## EXERCISE OBJECTIVE
Return every record verbatim.

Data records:

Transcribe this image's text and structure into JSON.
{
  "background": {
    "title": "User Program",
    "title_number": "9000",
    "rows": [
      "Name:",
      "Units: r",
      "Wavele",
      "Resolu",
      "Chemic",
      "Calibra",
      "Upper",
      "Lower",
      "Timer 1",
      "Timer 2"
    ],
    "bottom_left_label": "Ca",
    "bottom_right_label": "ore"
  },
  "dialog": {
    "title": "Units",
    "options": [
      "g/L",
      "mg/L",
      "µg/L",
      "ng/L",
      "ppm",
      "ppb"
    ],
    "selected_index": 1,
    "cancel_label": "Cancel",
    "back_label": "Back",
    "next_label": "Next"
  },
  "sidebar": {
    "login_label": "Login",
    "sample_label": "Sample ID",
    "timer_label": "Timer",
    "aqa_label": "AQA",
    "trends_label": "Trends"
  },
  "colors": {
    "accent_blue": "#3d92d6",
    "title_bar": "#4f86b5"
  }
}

## EXPECTED ANSWER
Transcribe this image's text and structure into JSON.
{
  "background": {
    "title": "User Program",
    "title_number": "9000",
    "rows": [
      "Name:",
      "Units: r",
      "Wavele",
      "Resolu",
      "Chemic",
      "Calibra",
      "Upper",
      "Lower",
      "Timer 1",
      "Timer 2"
    ],
    "bottom_left_label": "Ca",
    "bottom_right_label": "ore"
  },
  "dialog": {
    "title": "Units",
    "options": [
      "g/L",
      "mg/L",
      "µg/L",
      "ng/L",
      "ppm",
      "ppb"
    ],
    "selected_index": 1,
    "cancel_label": "Cancel",
    "back_label": "Back",
    "next_label": "Next"
  },
  "sidebar": {
    "login_label": "Login",
    "sample_label": "Sample ID",
    "timer_label": "Timer",
    "aqa_label": "AQA",
    "trends_label": "Trends"
  },
  "colors": {
    "accent_blue": "#3d92d6",
    "title_bar": "#4f86b5"
  }
}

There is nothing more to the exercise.